Requirements:
Count how many lines of the data include "points". The answer is that number and nothing else.
((
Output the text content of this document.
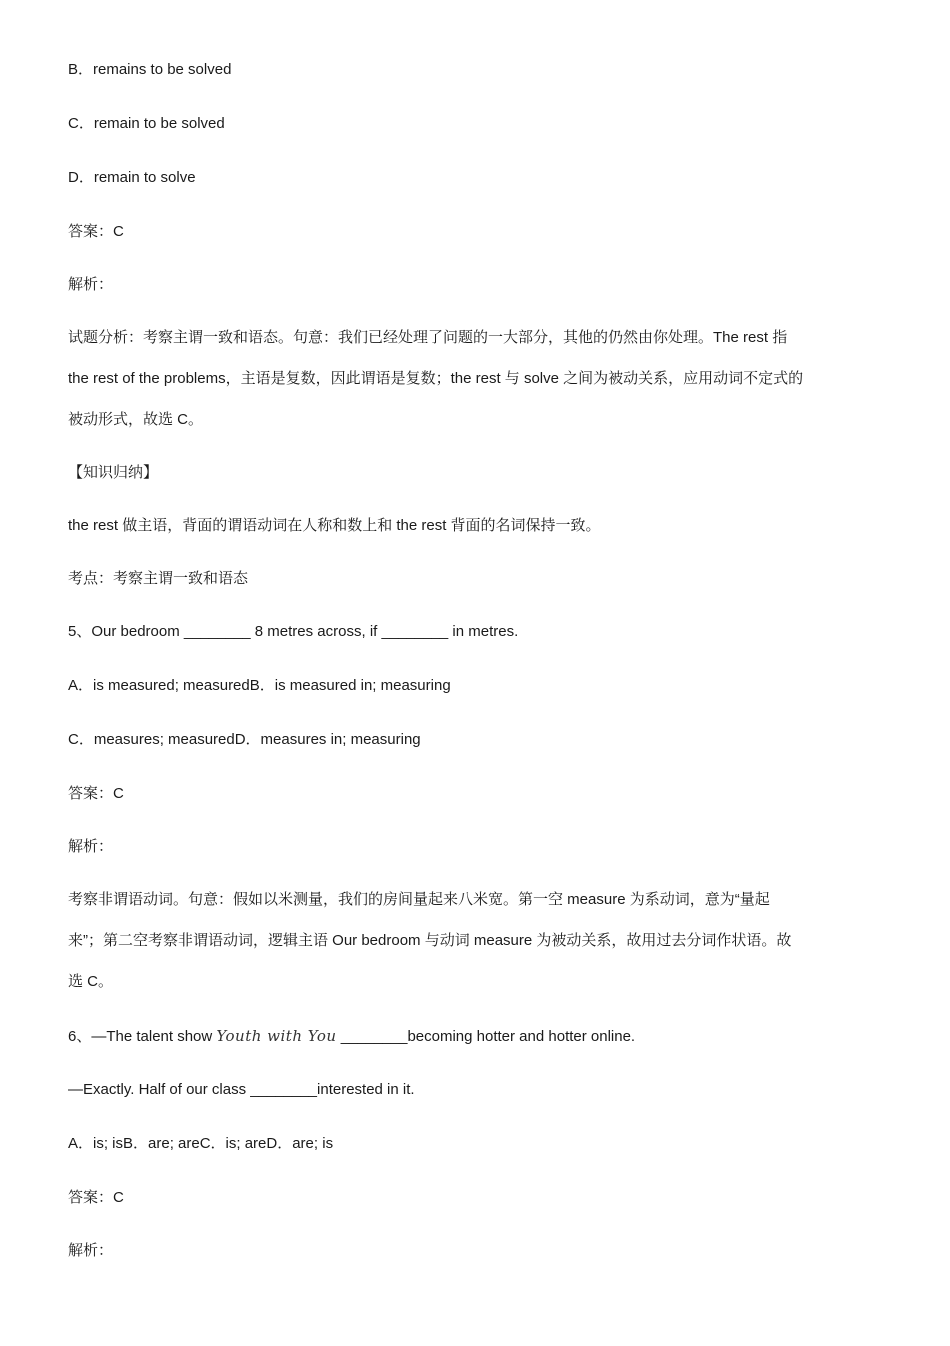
B．remains to be solved
C．remain to be solved
D．remain to solve
答案：C
解析：
试题分析：考察主谓一致和语态。句意：我们已经处理了问题的一大部分，其他的仍然由你处理。The rest 指
the rest of the problems，主语是复数，因此谓语是复数；the rest 与 solve 之间为被动关系，应用动词不定式的
被动形式，故选 C。
【知识归纳】
the rest 做主语，背面的谓语动词在人称和数上和 the rest 背面的名词保持一致。
考点：考察主谓一致和语态
5、Our bedroom ________ 8 metres across, if ________ in metres.
A．is measured; measuredB．is measured in; measuring
C．measures; measuredD．measures in; measuring
答案：C
解析：
考察非谓语动词。句意：假如以米测量，我们的房间量起来八米宽。第一空 measure 为系动词，意为“量起
来”；第二空考察非谓语动词，逻辑主语 Our bedroom 与动词 measure 为被动关系，故用过去分词作状语。故
选 C。
6、—The talent show Youth with You ________becoming hotter and hotter online.
—Exactly. Half of our class ________interested in it.
A．is; isB．are; areC．is; areD．are; is
答案：C
解析：
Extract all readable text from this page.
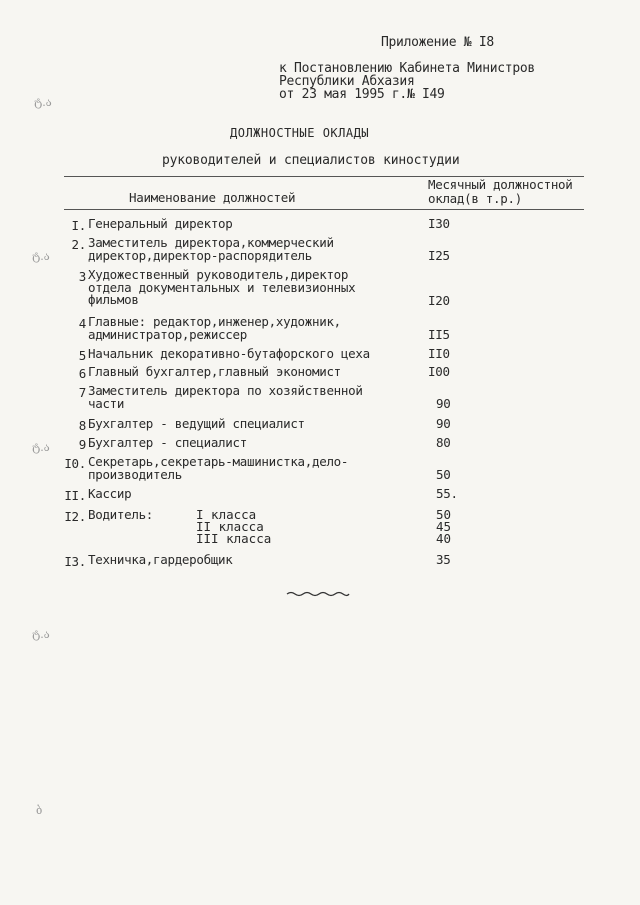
Приложение № I8
к Постановлению Кабинета Министров
Республики Абхазия
от 23 мая 1995 г.№ I49
ДОЛЖНОСТНЫЕ ОКЛАДЫ
руководителей и специалистов киностудии
Наименование должностей
Месячный должностной
оклад(в т.р.)
I. Генеральный директор	I30
2. Заместитель директора,коммерческий
директор,директор-распорядитель	I25
3 Художественный руководитель,директор
отдела документальных и телевизионных
фильмов	I20
4 Главные: редактор,инженер,художник,
администратор,режиссер	II5
5 Начальник декоративно-бутафорского цеха	II0
6 Главный бухгалтер,главный экономист	I00
7 Заместитель директора по хозяйственной
части	90
8 Бухгалтер - ведущий специалист	90
9 Бухгалтер - специалист	80
I0. Секретарь,секретарь-машинистка,дело-
производитель	50
II. Кассир	55.
I2. Водитель:	I класса	50
II класса	45
III класса	40
I3. Техничка,гардеробщик	35
ტ.ა
ტ.ა
ტ.ა
ტ.ა
ბ
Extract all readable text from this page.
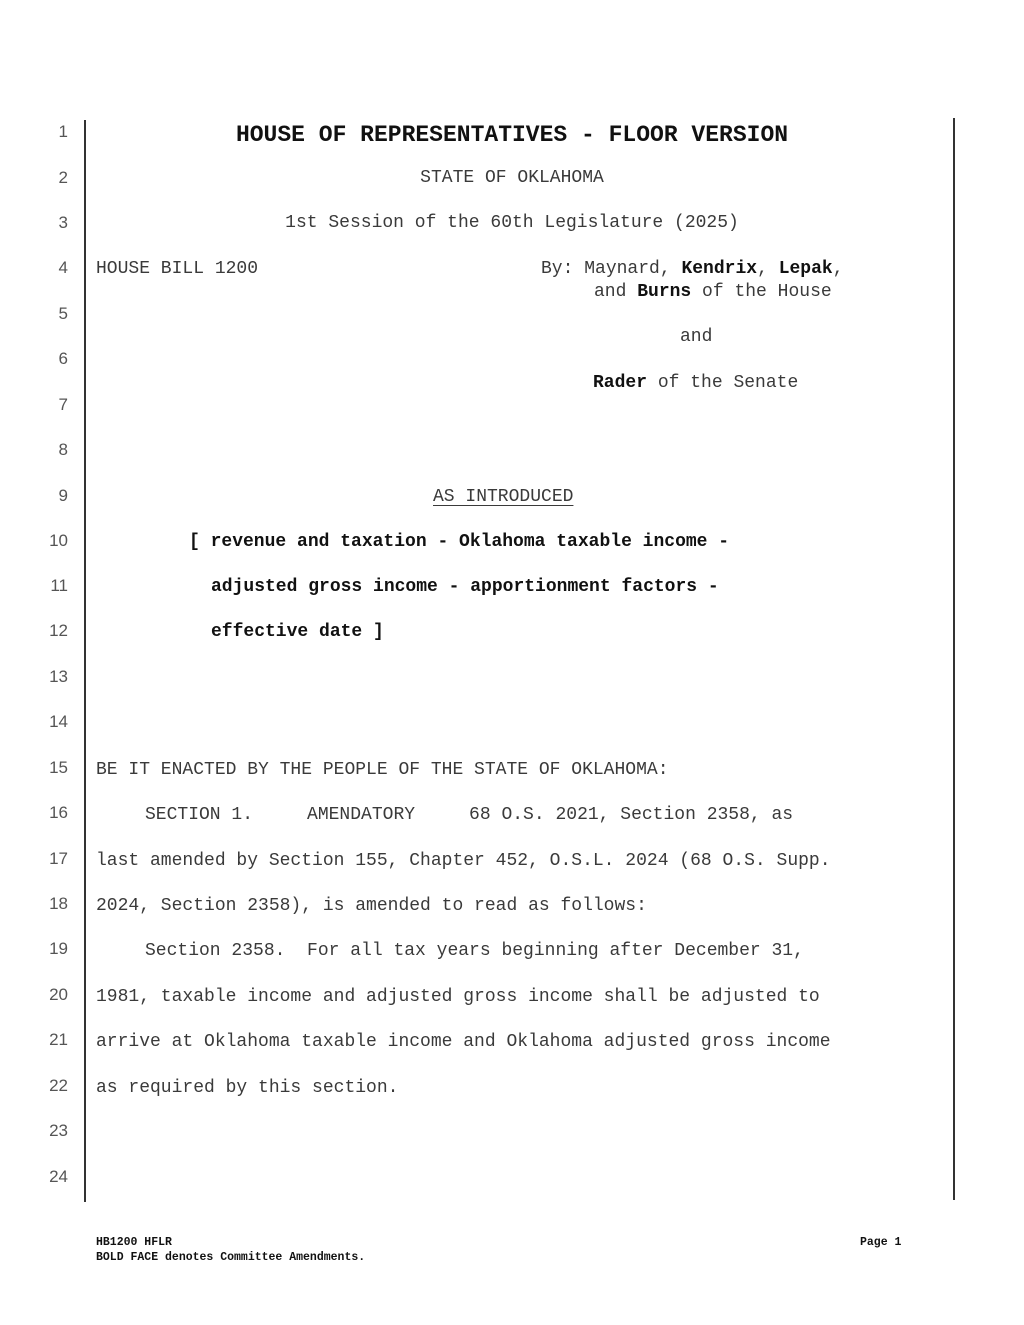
1
2
3
4
5
6
7
8
9
10
11
12
13
14
15
16
17
18
19
20
21
22
23
24
HOUSE OF REPRESENTATIVES - FLOOR VERSION
STATE OF OKLAHOMA
1st Session of the 60th Legislature (2025)
HOUSE BILL 1200	By: Maynard, Kendrix, Lepak,
and Burns of the House
and
Rader of the Senate
AS INTRODUCED
[ revenue and taxation - Oklahoma taxable income -
adjusted gross income - apportionment factors -
effective date ]
BE IT ENACTED BY THE PEOPLE OF THE STATE OF OKLAHOMA:
SECTION 1.     AMENDATORY     68 O.S. 2021, Section 2358, as
last amended by Section 155, Chapter 452, O.S.L. 2024 (68 O.S. Supp.
2024, Section 2358), is amended to read as follows:
Section 2358.  For all tax years beginning after December 31,
1981, taxable income and adjusted gross income shall be adjusted to
arrive at Oklahoma taxable income and Oklahoma adjusted gross income
as required by this section.
HB1200 HFLR
BOLD FACE denotes Committee Amendments.
Page 1
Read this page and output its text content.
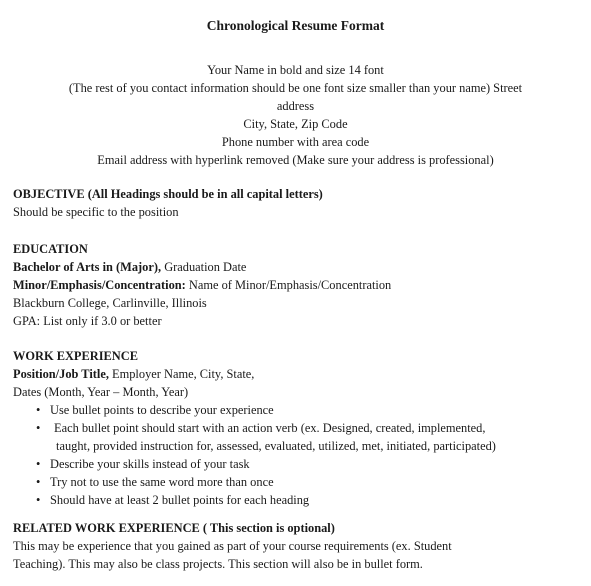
Chronological Resume Format
Your Name in bold and size 14 font
(The rest of you contact information should be one font size smaller than your name) Street
address
City, State, Zip Code
Phone number with area code
Email address with hyperlink removed (Make sure your address is professional)
OBJECTIVE (All Headings should be in all capital letters)
Should be specific to the position
EDUCATION
Bachelor of Arts in (Major), Graduation Date
Minor/Emphasis/Concentration: Name of Minor/Emphasis/Concentration
Blackburn College, Carlinville, Illinois
GPA: List only if 3.0 or better
WORK EXPERIENCE
Position/Job Title, Employer Name, City, State,
Dates (Month, Year – Month, Year)
• Use bullet points to describe your experience
• Each bullet point should start with an action verb (ex. Designed, created, implemented,
taught, provided instruction for, assessed, evaluated, utilized, met, initiated, participated)
• Describe your skills instead of your task
• Try not to use the same word more than once
• Should have at least 2 bullet points for each heading
RELATED WORK EXPERIENCE ( This section is optional)
This may be experience that you gained as part of your course requirements (ex. Student
Teaching). This may also be class projects. This section will also be in bullet form.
))
Finished exercise:
2